• [TO DO] Set down the records once more, please, exactly and with the pictures left out.

• [DATA LINES]
________________

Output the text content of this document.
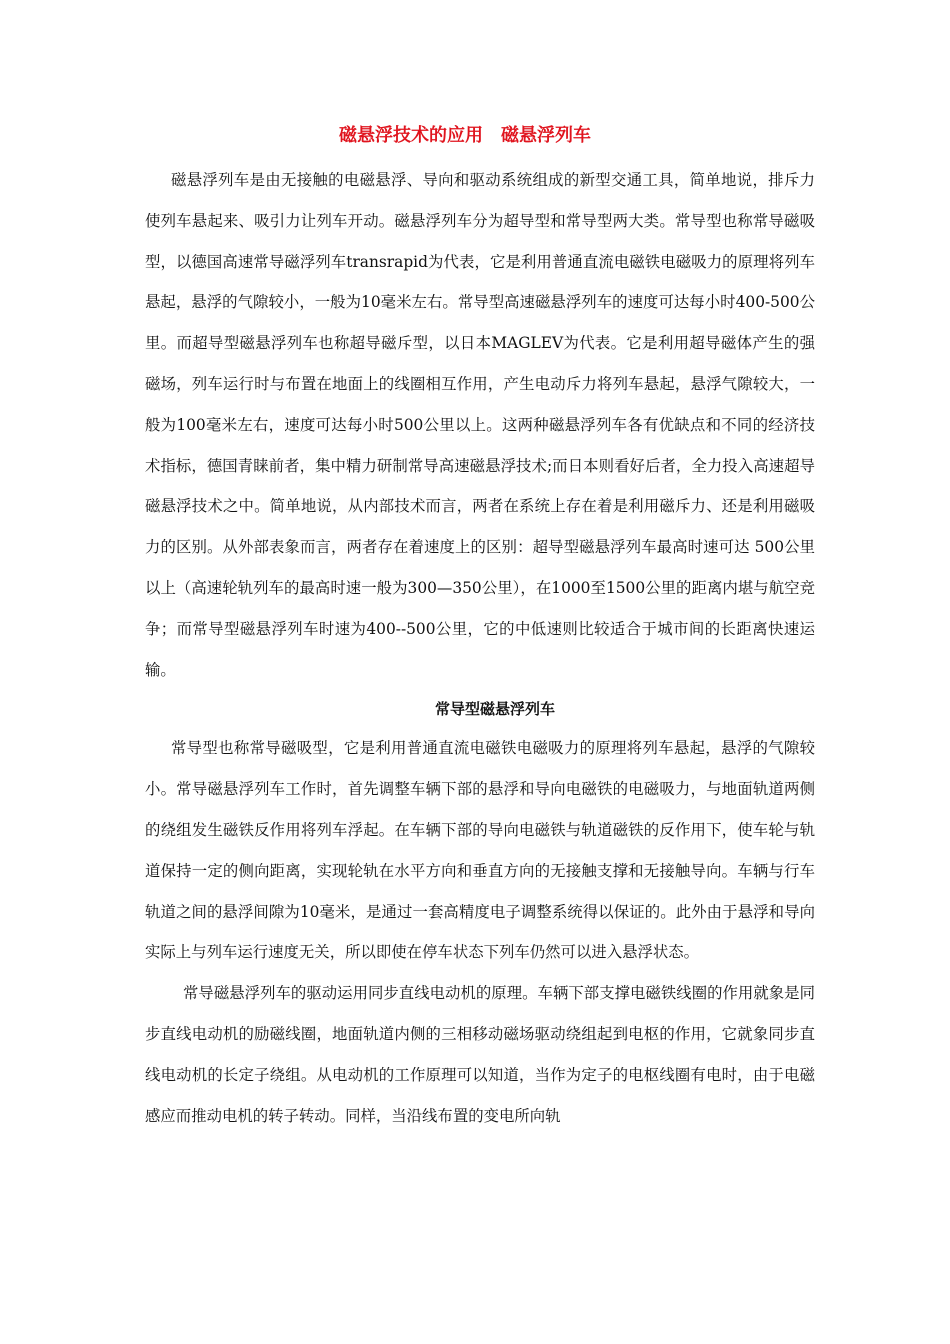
磁悬浮技术的应用　磁悬浮列车

磁悬浮列车是由无接触的电磁悬浮、导向和驱动系统组成的新型交通工具，简单地说，排斥力使列车悬起来、吸引力让列车开动。磁悬浮列车分为超导型和常导型两大类。常导型也称常导磁吸型，以德国高速常导磁浮列车transrapid为代表，它是利用普通直流电磁铁电磁吸力的原理将列车悬起，悬浮的气隙较小，一般为10毫米左右。常导型高速磁悬浮列车的速度可达每小时400-500公里。而超导型磁悬浮列车也称超导磁斥型，以日本MAGLEV为代表。它是利用超导磁体产生的强磁场，列车运行时与布置在地面上的线圈相互作用，产生电动斥力将列车悬起，悬浮气隙较大，一般为100毫米左右，速度可达每小时500公里以上。这两种磁悬浮列车各有优缺点和不同的经济技术指标，德国青睐前者，集中精力研制常导高速磁悬浮技术;而日本则看好后者，全力投入高速超导磁悬浮技术之中。简单地说，从内部技术而言，两者在系统上存在着是利用磁斥力、还是利用磁吸力的区别。从外部表象而言，两者存在着速度上的区别：超导型磁悬浮列车最高时速可达 500公里以上（高速轮轨列车的最高时速一般为300—350公里），在1000至1500公里的距离内堪与航空竞争；而常导型磁悬浮列车时速为400--500公里，它的中低速则比较适合于城市间的长距离快速运输。

常导型磁悬浮列车

常导型也称常导磁吸型，它是利用普通直流电磁铁电磁吸力的原理将列车悬起，悬浮的气隙较小。常导磁悬浮列车工作时，首先调整车辆下部的悬浮和导向电磁铁的电磁吸力，与地面轨道两侧的绕组发生磁铁反作用将列车浮起。在车辆下部的导向电磁铁与轨道磁铁的反作用下，使车轮与轨道保持一定的侧向距离，实现轮轨在水平方向和垂直方向的无接触支撑和无接触导向。车辆与行车轨道之间的悬浮间隙为10毫米，是通过一套高精度电子调整系统得以保证的。此外由于悬浮和导向实际上与列车运行速度无关，所以即使在停车状态下列车仍然可以进入悬浮状态。

常导磁悬浮列车的驱动运用同步直线电动机的原理。车辆下部支撑电磁铁线圈的作用就象是同步直线电动机的励磁线圈，地面轨道内侧的三相移动磁场驱动绕组起到电枢的作用，它就象同步直线电动机的长定子绕组。从电动机的工作原理可以知道，当作为定子的电枢线圈有电时，由于电磁感应而推动电机的转子转动。同样，当沿线布置的变电所向轨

________________

• [COMPLETED EXERCISE]
Output the text content of this document.
磁悬浮技术的应用　磁悬浮列车

磁悬浮列车是由无接触的电磁悬浮、导向和驱动系统组成的新型交通工具，简单地说，排斥力使列车悬起来、吸引力让列车开动。磁悬浮列车分为超导型和常导型两大类。常导型也称常导磁吸型，以德国高速常导磁浮列车transrapid为代表，它是利用普通直流电磁铁电磁吸力的原理将列车悬起，悬浮的气隙较小，一般为10毫米左右。常导型高速磁悬浮列车的速度可达每小时400-500公里。而超导型磁悬浮列车也称超导磁斥型，以日本MAGLEV为代表。它是利用超导磁体产生的强磁场，列车运行时与布置在地面上的线圈相互作用，产生电动斥力将列车悬起，悬浮气隙较大，一般为100毫米左右，速度可达每小时500公里以上。这两种磁悬浮列车各有优缺点和不同的经济技术指标，德国青睐前者，集中精力研制常导高速磁悬浮技术;而日本则看好后者，全力投入高速超导磁悬浮技术之中。简单地说，从内部技术而言，两者在系统上存在着是利用磁斥力、还是利用磁吸力的区别。从外部表象而言，两者存在着速度上的区别：超导型磁悬浮列车最高时速可达 500公里以上（高速轮轨列车的最高时速一般为300—350公里），在1000至1500公里的距离内堪与航空竞争；而常导型磁悬浮列车时速为400--500公里，它的中低速则比较适合于城市间的长距离快速运输。

常导型磁悬浮列车

常导型也称常导磁吸型，它是利用普通直流电磁铁电磁吸力的原理将列车悬起，悬浮的气隙较小。常导磁悬浮列车工作时，首先调整车辆下部的悬浮和导向电磁铁的电磁吸力，与地面轨道两侧的绕组发生磁铁反作用将列车浮起。在车辆下部的导向电磁铁与轨道磁铁的反作用下，使车轮与轨道保持一定的侧向距离，实现轮轨在水平方向和垂直方向的无接触支撑和无接触导向。车辆与行车轨道之间的悬浮间隙为10毫米，是通过一套高精度电子调整系统得以保证的。此外由于悬浮和导向实际上与列车运行速度无关，所以即使在停车状态下列车仍然可以进入悬浮状态。

常导磁悬浮列车的驱动运用同步直线电动机的原理。车辆下部支撑电磁铁线圈的作用就象是同步直线电动机的励磁线圈，地面轨道内侧的三相移动磁场驱动绕组起到电枢的作用，它就象同步直线电动机的长定子绕组。从电动机的工作原理可以知道，当作为定子的电枢线圈有电时，由于电磁感应而推动电机的转子转动。同样，当沿线布置的变电所向轨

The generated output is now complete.